Problem: Find the string "title" and gather every line that holds it.

=== Dataset content ===

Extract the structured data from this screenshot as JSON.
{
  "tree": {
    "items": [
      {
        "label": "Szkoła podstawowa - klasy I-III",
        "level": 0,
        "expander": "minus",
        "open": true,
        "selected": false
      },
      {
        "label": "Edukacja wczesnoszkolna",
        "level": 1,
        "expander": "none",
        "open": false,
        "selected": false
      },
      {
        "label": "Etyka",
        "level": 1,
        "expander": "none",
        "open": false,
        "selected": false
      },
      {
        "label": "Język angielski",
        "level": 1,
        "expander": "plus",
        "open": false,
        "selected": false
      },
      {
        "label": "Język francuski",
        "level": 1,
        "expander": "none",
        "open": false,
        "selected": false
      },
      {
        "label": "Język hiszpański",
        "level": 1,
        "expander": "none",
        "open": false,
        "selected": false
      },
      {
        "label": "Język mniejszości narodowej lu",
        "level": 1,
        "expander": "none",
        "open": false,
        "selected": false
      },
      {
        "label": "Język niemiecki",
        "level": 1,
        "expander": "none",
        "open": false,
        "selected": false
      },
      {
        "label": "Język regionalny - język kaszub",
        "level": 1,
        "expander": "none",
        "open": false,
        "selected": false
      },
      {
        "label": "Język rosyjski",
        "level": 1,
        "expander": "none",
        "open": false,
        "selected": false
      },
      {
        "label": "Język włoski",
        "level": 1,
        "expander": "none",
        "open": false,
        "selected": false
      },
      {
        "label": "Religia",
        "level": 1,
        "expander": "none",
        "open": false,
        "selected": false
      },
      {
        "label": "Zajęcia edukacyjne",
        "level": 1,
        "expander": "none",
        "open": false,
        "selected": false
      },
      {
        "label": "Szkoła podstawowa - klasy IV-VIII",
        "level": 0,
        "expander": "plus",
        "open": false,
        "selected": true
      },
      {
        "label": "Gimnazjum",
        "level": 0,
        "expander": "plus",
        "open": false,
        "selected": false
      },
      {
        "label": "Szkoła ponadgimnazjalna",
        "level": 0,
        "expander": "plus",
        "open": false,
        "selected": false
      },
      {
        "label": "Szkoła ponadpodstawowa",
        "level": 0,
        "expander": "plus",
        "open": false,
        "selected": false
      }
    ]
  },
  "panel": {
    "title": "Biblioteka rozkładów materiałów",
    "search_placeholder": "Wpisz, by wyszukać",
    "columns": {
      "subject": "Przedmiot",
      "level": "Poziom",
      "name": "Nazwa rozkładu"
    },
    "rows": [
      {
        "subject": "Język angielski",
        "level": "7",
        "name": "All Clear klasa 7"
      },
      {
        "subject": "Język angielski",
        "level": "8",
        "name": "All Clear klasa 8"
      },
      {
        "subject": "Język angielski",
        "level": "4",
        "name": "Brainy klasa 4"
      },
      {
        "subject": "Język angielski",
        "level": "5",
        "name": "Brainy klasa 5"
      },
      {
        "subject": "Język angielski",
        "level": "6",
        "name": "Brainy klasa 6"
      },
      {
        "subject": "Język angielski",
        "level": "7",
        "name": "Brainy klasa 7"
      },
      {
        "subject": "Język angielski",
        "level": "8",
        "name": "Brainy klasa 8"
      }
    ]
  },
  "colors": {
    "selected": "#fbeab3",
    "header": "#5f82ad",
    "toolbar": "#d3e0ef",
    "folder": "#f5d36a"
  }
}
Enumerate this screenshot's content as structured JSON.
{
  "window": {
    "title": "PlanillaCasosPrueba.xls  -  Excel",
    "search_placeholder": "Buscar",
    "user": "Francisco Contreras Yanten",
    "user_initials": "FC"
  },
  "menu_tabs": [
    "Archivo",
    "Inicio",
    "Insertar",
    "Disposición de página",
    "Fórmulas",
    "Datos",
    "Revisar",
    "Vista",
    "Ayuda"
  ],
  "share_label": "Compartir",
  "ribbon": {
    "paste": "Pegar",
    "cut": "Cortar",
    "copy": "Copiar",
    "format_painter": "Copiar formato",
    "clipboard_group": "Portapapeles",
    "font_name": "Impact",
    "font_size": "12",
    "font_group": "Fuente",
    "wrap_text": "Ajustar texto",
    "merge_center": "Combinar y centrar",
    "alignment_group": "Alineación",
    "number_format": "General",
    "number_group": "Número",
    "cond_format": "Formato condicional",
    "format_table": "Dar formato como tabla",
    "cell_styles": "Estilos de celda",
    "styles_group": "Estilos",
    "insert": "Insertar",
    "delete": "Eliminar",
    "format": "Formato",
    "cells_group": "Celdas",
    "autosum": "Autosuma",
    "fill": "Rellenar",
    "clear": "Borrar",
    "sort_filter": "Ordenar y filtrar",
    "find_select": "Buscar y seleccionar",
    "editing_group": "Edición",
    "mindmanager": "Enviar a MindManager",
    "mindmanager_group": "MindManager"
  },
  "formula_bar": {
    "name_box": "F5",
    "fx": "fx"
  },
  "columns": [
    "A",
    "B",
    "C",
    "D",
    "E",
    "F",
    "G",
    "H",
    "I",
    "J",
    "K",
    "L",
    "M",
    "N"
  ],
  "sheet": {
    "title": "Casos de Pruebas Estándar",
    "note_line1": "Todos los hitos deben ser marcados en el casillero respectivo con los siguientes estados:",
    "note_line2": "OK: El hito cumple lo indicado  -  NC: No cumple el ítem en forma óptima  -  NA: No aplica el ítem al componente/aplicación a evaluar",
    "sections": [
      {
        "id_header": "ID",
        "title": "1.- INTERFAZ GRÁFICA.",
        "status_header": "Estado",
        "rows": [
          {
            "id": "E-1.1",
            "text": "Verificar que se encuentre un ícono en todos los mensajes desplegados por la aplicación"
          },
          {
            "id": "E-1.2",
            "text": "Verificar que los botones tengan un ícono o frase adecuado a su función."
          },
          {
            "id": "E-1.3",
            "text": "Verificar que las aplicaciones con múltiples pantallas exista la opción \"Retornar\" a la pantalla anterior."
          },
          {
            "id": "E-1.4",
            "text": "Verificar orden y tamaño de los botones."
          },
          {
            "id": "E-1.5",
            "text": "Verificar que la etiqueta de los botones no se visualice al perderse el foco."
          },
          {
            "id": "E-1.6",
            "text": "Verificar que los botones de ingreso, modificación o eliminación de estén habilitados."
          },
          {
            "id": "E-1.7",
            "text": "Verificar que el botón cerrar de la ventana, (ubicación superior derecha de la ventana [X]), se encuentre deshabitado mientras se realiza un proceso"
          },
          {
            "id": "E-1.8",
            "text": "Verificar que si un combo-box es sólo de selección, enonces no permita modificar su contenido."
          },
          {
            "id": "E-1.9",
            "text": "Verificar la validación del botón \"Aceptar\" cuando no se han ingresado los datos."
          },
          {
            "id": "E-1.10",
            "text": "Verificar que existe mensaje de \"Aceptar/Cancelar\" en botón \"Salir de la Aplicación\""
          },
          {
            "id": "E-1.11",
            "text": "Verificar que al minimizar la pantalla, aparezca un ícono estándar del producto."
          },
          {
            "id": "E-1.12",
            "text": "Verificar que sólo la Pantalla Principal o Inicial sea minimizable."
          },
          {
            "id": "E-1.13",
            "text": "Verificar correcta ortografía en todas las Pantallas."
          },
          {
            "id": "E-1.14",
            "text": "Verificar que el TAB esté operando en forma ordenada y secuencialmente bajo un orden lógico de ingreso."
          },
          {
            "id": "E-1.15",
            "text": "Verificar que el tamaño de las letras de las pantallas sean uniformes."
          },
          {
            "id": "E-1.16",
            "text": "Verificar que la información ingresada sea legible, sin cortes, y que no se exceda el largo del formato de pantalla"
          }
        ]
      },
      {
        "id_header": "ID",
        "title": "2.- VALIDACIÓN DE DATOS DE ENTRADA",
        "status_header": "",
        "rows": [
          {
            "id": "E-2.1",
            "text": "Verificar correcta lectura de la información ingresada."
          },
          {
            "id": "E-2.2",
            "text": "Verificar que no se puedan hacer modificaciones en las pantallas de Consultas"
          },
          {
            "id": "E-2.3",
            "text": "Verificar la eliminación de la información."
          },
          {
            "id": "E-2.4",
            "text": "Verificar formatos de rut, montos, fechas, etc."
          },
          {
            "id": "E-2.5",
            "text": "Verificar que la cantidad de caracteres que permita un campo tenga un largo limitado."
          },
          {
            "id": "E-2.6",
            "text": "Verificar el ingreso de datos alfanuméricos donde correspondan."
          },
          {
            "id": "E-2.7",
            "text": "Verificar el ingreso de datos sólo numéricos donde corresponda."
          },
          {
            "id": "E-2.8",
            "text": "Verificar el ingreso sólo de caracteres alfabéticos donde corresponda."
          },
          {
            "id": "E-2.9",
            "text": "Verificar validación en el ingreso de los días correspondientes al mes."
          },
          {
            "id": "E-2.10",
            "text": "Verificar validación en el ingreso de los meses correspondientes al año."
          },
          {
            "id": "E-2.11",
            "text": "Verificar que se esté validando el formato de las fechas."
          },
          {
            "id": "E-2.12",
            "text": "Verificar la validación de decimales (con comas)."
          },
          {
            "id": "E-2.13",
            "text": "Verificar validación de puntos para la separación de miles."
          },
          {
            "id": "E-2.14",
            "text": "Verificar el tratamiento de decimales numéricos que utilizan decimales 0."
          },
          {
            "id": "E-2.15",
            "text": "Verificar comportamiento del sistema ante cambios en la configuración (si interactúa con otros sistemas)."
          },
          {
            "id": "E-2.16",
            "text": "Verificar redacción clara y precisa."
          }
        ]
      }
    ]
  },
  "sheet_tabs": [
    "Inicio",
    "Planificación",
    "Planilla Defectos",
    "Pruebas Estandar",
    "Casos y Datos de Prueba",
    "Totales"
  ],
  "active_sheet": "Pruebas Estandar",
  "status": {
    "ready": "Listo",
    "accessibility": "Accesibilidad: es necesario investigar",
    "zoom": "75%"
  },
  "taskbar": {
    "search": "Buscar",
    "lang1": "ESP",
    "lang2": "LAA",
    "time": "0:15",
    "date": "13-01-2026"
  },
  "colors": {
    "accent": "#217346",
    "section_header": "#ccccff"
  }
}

===

Full response:
    "title": "Biblioteka rozkładów materiałów",
    "title": "PlanillaCasosPrueba.xls  -  Excel",
    "title": "Casos de Pruebas Estándar",
        "title": "1.- INTERFAZ GRÁFICA.",
        "title": "2.- VALIDACIÓN DE DATOS DE ENTRADA",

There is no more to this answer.